▶ [REQUIREMENT]: Pick out all lines in the listing holding the string "detached" and copy them.

▶ [GIVEN DATA]:
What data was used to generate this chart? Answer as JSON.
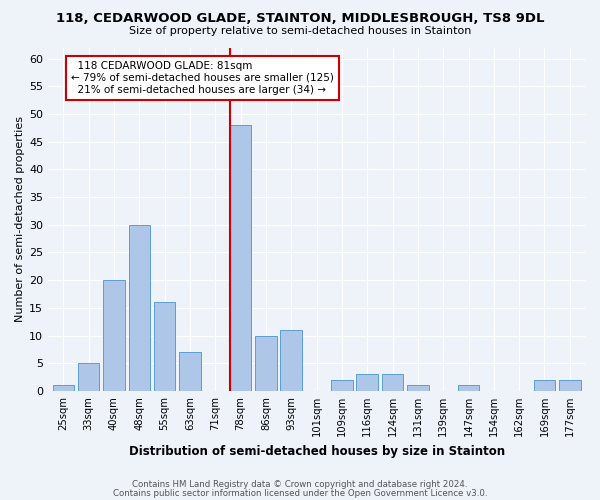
{
  "title": "118, CEDARWOOD GLADE, STAINTON, MIDDLESBROUGH, TS8 9DL",
  "subtitle": "Size of property relative to semi-detached houses in Stainton",
  "xlabel": "Distribution of semi-detached houses by size in Stainton",
  "ylabel": "Number of semi-detached properties",
  "bar_labels": [
    "25sqm",
    "33sqm",
    "40sqm",
    "48sqm",
    "55sqm",
    "63sqm",
    "71sqm",
    "78sqm",
    "86sqm",
    "93sqm",
    "101sqm",
    "109sqm",
    "116sqm",
    "124sqm",
    "131sqm",
    "139sqm",
    "147sqm",
    "154sqm",
    "162sqm",
    "169sqm",
    "177sqm"
  ],
  "bar_values": [
    1,
    5,
    20,
    30,
    16,
    7,
    0,
    48,
    10,
    11,
    0,
    2,
    3,
    3,
    1,
    0,
    1,
    0,
    0,
    2,
    2
  ],
  "bar_color": "#aec6e8",
  "bar_edgecolor": "#5a9fd4",
  "highlight_index": 7,
  "highlight_line_color": "#cc0000",
  "pct_smaller": 79,
  "n_smaller": 125,
  "pct_larger": 21,
  "n_larger": 34,
  "annotation_label": "118 CEDARWOOD GLADE: 81sqm",
  "ylim": [
    0,
    62
  ],
  "yticks": [
    0,
    5,
    10,
    15,
    20,
    25,
    30,
    35,
    40,
    45,
    50,
    55,
    60
  ],
  "footnote1": "Contains HM Land Registry data © Crown copyright and database right 2024.",
  "footnote2": "Contains public sector information licensed under the Open Government Licence v3.0.",
  "bg_color": "#eef2f9",
  "plot_bg_color": "#eef2f9"
}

▶ [OUTPUT FOR THIS EXERCISE]:
  "subtitle": "Size of property relative to semi-detached houses in Stainton",
  "xlabel": "Distribution of semi-detached houses by size in Stainton",
  "ylabel": "Number of semi-detached properties",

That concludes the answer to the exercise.